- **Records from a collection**
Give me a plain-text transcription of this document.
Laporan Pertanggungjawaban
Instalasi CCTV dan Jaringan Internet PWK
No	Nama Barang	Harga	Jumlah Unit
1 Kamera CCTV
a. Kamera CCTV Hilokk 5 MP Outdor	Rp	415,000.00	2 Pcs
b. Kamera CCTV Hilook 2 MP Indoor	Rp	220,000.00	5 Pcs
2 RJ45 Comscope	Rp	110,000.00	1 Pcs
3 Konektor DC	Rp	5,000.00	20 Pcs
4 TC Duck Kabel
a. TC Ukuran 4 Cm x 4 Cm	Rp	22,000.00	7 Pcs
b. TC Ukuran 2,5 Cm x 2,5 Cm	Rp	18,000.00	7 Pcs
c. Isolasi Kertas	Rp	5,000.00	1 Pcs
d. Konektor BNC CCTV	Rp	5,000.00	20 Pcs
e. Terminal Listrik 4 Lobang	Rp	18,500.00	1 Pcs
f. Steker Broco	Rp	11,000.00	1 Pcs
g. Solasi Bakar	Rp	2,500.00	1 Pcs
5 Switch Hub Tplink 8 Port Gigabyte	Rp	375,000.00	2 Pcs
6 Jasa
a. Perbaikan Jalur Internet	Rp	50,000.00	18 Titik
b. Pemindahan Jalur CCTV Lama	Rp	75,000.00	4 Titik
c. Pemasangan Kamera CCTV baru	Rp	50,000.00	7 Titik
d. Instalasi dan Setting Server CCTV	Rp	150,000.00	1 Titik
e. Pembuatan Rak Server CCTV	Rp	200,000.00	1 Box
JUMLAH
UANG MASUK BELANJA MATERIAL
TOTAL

- **Goal of the exercise**
Retype the records above exactly.

- **Full output**
Give me a plain-text transcription of this document.
Laporan Pertanggungjawaban
Instalasi CCTV dan Jaringan Internet PWK
No	Nama Barang	Harga	Jumlah Unit
1 Kamera CCTV
a. Kamera CCTV Hilokk 5 MP Outdor	Rp	415,000.00	2 Pcs
b. Kamera CCTV Hilook 2 MP Indoor	Rp	220,000.00	5 Pcs
2 RJ45 Comscope	Rp	110,000.00	1 Pcs
3 Konektor DC	Rp	5,000.00	20 Pcs
4 TC Duck Kabel
a. TC Ukuran 4 Cm x 4 Cm	Rp	22,000.00	7 Pcs
b. TC Ukuran 2,5 Cm x 2,5 Cm	Rp	18,000.00	7 Pcs
c. Isolasi Kertas	Rp	5,000.00	1 Pcs
d. Konektor BNC CCTV	Rp	5,000.00	20 Pcs
e. Terminal Listrik 4 Lobang	Rp	18,500.00	1 Pcs
f. Steker Broco	Rp	11,000.00	1 Pcs
g. Solasi Bakar	Rp	2,500.00	1 Pcs
5 Switch Hub Tplink 8 Port Gigabyte	Rp	375,000.00	2 Pcs
6 Jasa
a. Perbaikan Jalur Internet	Rp	50,000.00	18 Titik
b. Pemindahan Jalur CCTV Lama	Rp	75,000.00	4 Titik
c. Pemasangan Kamera CCTV baru	Rp	50,000.00	7 Titik
d. Instalasi dan Setting Server CCTV	Rp	150,000.00	1 Titik
e. Pembuatan Rak Server CCTV	Rp	200,000.00	1 Box
JUMLAH
UANG MASUK BELANJA MATERIAL
TOTAL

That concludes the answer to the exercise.